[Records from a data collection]
-- Start --

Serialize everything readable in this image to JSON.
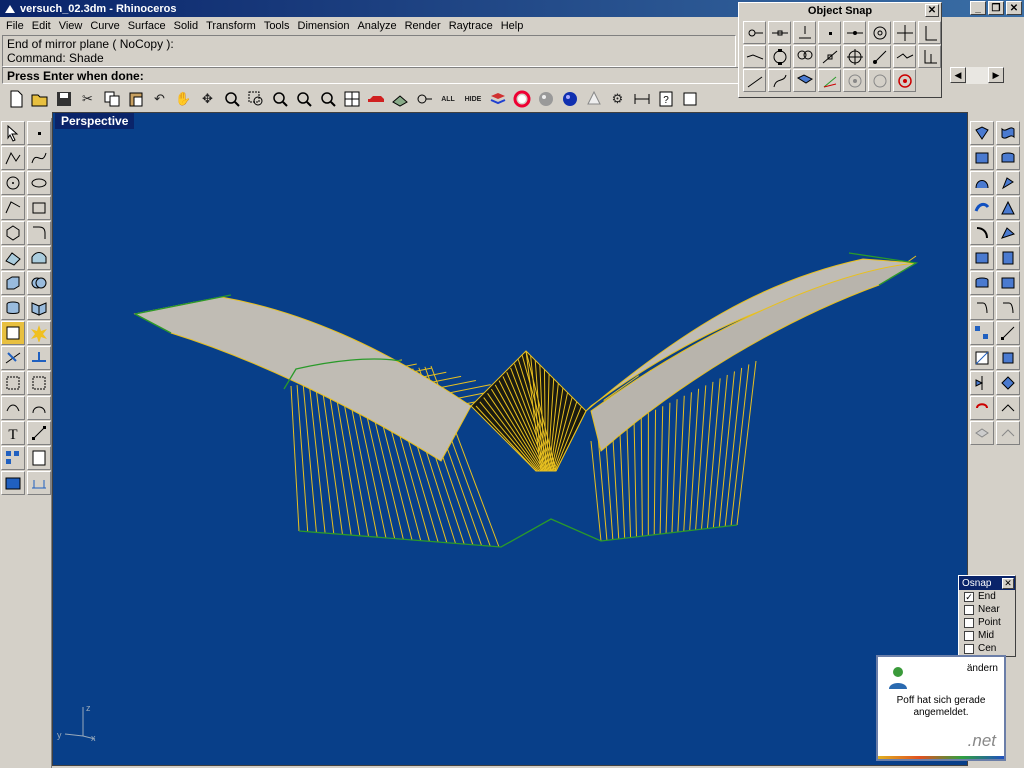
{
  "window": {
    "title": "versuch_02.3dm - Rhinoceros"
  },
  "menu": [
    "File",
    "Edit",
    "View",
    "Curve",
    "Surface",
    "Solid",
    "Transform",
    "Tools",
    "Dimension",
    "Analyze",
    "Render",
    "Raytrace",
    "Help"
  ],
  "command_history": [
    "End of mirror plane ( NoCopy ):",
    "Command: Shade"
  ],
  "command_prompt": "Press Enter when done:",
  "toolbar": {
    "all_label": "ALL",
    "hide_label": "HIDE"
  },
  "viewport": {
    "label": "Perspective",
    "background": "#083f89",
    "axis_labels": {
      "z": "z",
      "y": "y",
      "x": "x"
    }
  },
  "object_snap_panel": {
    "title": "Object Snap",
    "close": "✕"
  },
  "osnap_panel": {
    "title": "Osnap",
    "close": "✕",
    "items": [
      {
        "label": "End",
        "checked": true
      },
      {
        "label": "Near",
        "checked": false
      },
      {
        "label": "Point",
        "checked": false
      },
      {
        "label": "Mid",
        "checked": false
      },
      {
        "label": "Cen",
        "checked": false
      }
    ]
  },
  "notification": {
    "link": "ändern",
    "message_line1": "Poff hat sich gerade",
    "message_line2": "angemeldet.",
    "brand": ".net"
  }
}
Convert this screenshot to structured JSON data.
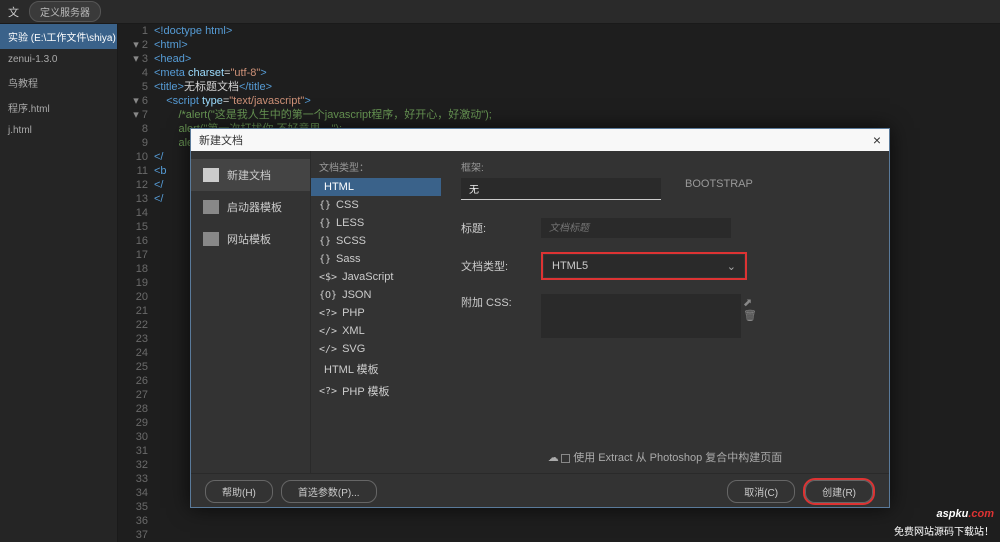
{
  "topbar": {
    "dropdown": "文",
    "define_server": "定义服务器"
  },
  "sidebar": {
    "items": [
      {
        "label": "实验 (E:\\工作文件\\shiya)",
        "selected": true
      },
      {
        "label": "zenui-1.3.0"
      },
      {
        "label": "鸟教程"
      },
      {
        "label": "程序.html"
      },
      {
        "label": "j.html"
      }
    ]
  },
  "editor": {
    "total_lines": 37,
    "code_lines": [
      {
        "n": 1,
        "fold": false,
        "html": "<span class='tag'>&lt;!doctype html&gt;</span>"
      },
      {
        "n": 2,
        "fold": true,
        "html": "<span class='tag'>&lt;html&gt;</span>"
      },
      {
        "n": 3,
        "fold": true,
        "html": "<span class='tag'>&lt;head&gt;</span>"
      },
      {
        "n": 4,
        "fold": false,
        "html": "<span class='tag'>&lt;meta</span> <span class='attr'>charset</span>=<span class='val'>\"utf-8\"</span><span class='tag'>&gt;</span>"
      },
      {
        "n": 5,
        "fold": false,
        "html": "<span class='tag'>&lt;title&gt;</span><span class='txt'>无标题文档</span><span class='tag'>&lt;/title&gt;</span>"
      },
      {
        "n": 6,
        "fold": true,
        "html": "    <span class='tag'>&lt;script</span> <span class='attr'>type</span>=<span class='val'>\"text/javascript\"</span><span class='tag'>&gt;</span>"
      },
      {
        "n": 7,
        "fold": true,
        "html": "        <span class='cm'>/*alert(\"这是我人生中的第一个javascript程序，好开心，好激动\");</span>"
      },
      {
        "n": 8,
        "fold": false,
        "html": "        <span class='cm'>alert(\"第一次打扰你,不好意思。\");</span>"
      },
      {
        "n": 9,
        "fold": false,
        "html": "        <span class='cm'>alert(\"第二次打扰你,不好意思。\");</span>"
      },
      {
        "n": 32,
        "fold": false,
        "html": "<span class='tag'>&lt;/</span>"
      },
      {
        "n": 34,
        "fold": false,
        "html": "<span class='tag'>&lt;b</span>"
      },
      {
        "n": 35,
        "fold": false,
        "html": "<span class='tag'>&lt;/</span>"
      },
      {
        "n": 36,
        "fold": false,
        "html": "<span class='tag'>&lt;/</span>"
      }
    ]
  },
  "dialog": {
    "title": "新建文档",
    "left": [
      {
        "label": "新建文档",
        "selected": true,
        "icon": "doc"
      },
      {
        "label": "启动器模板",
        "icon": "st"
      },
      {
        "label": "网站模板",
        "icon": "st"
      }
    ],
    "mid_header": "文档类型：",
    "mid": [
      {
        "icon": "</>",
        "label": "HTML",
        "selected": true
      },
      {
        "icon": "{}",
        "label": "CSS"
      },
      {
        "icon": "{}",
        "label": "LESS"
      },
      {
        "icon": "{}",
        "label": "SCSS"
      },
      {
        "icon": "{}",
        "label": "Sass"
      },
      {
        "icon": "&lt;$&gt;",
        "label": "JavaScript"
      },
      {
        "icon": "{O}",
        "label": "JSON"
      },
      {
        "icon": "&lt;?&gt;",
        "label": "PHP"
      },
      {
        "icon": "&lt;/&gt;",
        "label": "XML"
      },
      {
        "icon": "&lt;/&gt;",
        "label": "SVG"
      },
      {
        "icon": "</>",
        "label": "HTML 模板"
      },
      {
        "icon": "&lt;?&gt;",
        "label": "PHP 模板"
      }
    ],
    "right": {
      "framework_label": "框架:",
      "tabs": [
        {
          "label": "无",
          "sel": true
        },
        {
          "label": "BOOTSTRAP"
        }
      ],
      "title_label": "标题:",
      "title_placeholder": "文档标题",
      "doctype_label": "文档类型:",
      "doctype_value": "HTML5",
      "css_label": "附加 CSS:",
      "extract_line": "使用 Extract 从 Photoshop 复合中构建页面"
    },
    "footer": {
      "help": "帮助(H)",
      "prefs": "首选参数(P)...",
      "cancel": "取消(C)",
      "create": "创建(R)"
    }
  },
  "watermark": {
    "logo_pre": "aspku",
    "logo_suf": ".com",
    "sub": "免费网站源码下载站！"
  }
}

-- End --
-- Start --

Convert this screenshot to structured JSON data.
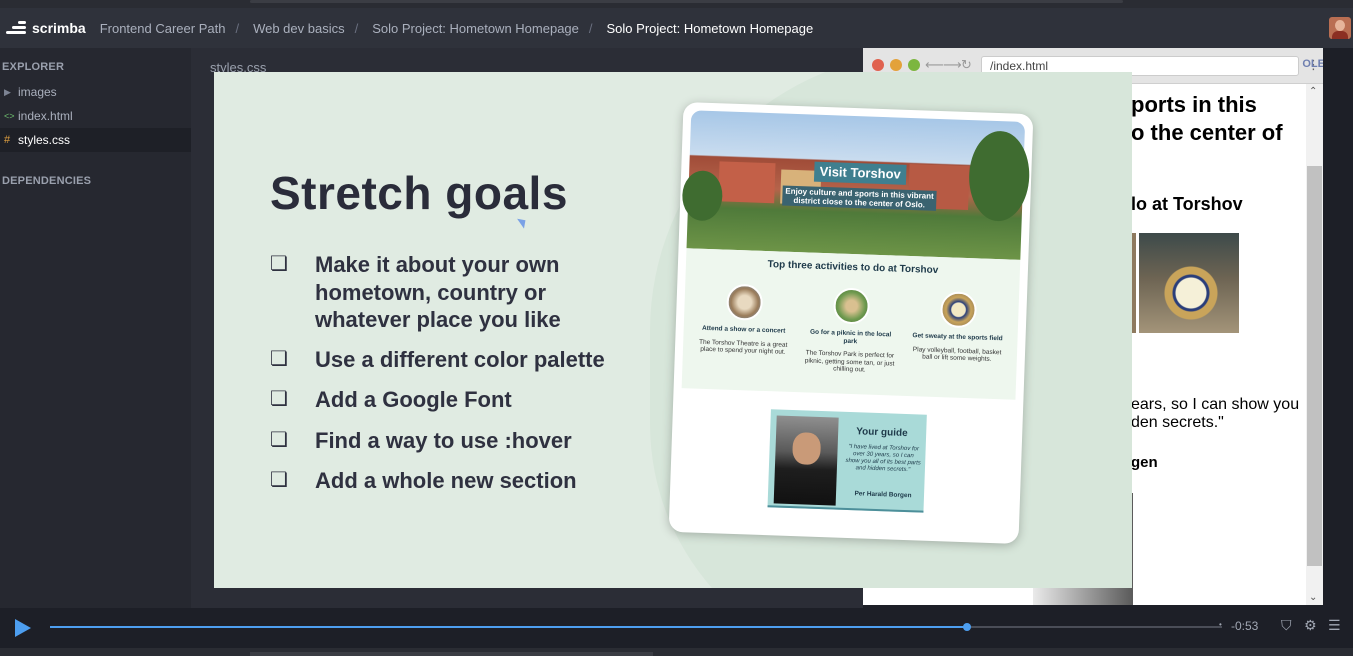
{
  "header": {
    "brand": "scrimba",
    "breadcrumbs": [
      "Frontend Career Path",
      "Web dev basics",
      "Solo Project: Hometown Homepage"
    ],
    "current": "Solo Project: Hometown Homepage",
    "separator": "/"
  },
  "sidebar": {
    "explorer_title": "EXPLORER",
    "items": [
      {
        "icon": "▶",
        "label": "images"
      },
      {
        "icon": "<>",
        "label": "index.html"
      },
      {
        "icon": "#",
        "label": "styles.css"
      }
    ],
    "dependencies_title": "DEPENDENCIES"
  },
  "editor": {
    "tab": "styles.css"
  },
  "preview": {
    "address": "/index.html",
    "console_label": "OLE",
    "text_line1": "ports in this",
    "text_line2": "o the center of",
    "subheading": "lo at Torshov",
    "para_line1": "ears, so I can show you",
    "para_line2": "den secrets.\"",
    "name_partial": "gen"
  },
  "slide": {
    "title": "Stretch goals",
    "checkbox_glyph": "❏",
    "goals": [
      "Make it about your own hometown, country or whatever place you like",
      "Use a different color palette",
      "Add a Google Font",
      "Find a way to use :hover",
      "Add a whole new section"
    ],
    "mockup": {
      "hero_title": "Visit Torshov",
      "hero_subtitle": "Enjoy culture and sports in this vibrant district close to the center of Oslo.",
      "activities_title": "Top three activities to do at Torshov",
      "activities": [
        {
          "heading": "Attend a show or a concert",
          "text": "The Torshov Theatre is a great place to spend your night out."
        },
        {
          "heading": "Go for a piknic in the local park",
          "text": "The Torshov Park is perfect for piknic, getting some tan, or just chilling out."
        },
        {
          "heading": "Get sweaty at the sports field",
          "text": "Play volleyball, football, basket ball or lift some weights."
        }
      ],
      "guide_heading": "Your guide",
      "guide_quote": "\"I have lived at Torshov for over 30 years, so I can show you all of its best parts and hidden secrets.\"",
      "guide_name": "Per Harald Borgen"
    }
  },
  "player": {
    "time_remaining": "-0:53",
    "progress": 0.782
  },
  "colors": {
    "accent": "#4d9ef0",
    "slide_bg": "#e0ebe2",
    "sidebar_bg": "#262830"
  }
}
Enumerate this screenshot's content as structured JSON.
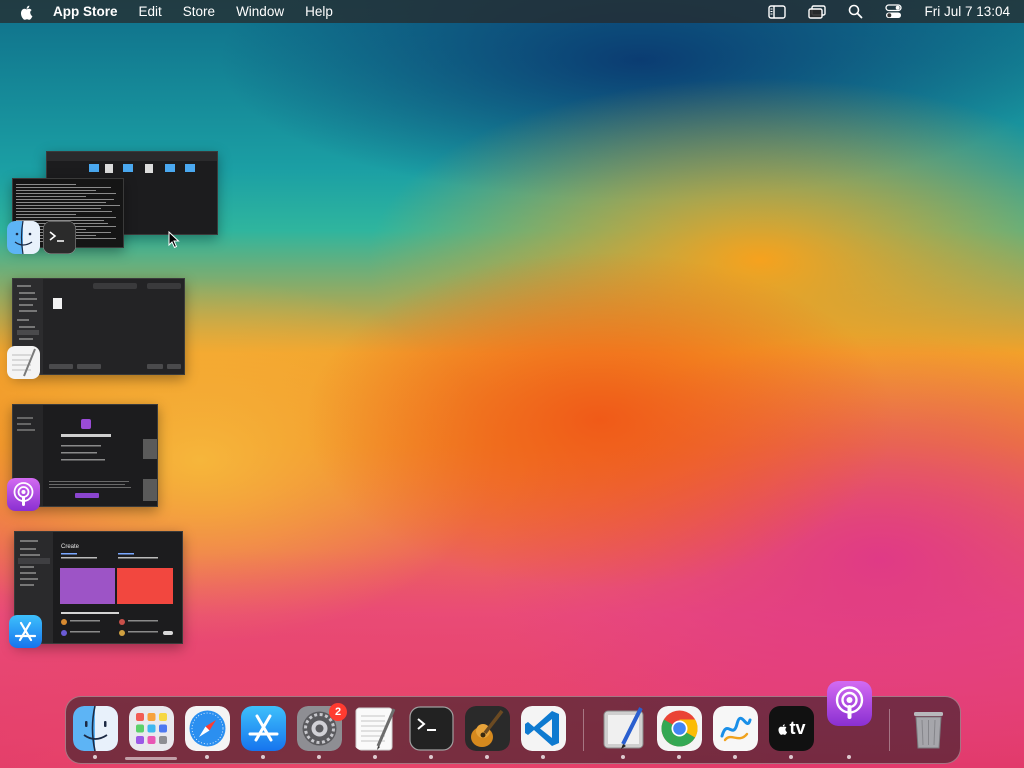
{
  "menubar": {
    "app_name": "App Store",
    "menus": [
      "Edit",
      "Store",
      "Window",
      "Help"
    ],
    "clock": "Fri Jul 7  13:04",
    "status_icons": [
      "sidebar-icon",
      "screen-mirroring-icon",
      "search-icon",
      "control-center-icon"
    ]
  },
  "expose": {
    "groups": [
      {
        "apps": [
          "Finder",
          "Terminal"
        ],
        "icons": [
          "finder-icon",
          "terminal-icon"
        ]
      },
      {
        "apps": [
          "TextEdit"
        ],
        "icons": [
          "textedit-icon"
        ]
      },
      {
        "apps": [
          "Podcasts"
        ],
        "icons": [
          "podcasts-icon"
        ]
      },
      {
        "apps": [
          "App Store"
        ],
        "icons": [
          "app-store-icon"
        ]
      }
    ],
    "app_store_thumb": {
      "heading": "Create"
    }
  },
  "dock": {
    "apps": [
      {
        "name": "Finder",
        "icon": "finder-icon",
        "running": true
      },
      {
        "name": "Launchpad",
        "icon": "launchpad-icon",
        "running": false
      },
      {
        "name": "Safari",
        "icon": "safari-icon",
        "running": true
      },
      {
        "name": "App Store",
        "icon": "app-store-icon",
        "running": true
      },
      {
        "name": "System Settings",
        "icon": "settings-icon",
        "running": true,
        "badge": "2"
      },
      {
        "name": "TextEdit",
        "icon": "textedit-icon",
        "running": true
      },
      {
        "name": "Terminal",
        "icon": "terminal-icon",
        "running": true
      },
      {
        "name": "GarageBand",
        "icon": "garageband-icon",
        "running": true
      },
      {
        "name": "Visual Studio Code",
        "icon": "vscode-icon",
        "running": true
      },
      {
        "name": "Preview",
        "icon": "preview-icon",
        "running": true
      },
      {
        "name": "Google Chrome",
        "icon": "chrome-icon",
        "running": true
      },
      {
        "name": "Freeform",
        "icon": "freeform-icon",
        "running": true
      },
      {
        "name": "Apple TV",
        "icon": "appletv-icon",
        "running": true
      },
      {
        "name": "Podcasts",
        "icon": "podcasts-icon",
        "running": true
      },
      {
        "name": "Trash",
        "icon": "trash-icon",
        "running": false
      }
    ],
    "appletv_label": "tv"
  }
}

-- End --

Check each line above for the string "sports", then copy the ones that have it.

      "hero_subtitle": "Enjoy culture and sports in this vibrant district close to the center of Oslo.",
          "heading": "Get sweaty at the sports field",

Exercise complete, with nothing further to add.